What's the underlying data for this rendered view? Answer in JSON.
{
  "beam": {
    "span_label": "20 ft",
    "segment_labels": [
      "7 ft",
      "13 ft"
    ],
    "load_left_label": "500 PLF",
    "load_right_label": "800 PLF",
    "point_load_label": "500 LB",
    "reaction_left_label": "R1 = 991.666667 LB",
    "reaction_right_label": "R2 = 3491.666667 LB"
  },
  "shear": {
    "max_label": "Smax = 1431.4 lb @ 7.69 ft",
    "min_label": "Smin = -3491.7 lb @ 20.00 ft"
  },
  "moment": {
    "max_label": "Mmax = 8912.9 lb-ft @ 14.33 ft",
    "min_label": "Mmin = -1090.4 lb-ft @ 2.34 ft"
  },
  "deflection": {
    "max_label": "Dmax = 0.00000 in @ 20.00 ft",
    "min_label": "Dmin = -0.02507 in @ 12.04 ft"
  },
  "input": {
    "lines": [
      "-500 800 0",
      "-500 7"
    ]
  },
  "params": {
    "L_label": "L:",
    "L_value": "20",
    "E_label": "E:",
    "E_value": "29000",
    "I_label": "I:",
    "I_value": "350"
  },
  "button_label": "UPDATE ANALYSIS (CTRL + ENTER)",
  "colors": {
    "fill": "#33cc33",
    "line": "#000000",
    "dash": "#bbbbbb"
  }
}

════════════════════

TO DO ▸ Output the whole listing above again, word for word.

WRITTEN ANSWER ▸
What's the underlying data for this rendered view? Answer in JSON.
{
  "beam": {
    "span_label": "20 ft",
    "segment_labels": [
      "7 ft",
      "13 ft"
    ],
    "load_left_label": "500 PLF",
    "load_right_label": "800 PLF",
    "point_load_label": "500 LB",
    "reaction_left_label": "R1 = 991.666667 LB",
    "reaction_right_label": "R2 = 3491.666667 LB"
  },
  "shear": {
    "max_label": "Smax = 1431.4 lb @ 7.69 ft",
    "min_label": "Smin = -3491.7 lb @ 20.00 ft"
  },
  "moment": {
    "max_label": "Mmax = 8912.9 lb-ft @ 14.33 ft",
    "min_label": "Mmin = -1090.4 lb-ft @ 2.34 ft"
  },
  "deflection": {
    "max_label": "Dmax = 0.00000 in @ 20.00 ft",
    "min_label": "Dmin = -0.02507 in @ 12.04 ft"
  },
  "input": {
    "lines": [
      "-500 800 0",
      "-500 7"
    ]
  },
  "params": {
    "L_label": "L:",
    "L_value": "20",
    "E_label": "E:",
    "E_value": "29000",
    "I_label": "I:",
    "I_value": "350"
  },
  "button_label": "UPDATE ANALYSIS (CTRL + ENTER)",
  "colors": {
    "fill": "#33cc33",
    "line": "#000000",
    "dash": "#bbbbbb"
  }
}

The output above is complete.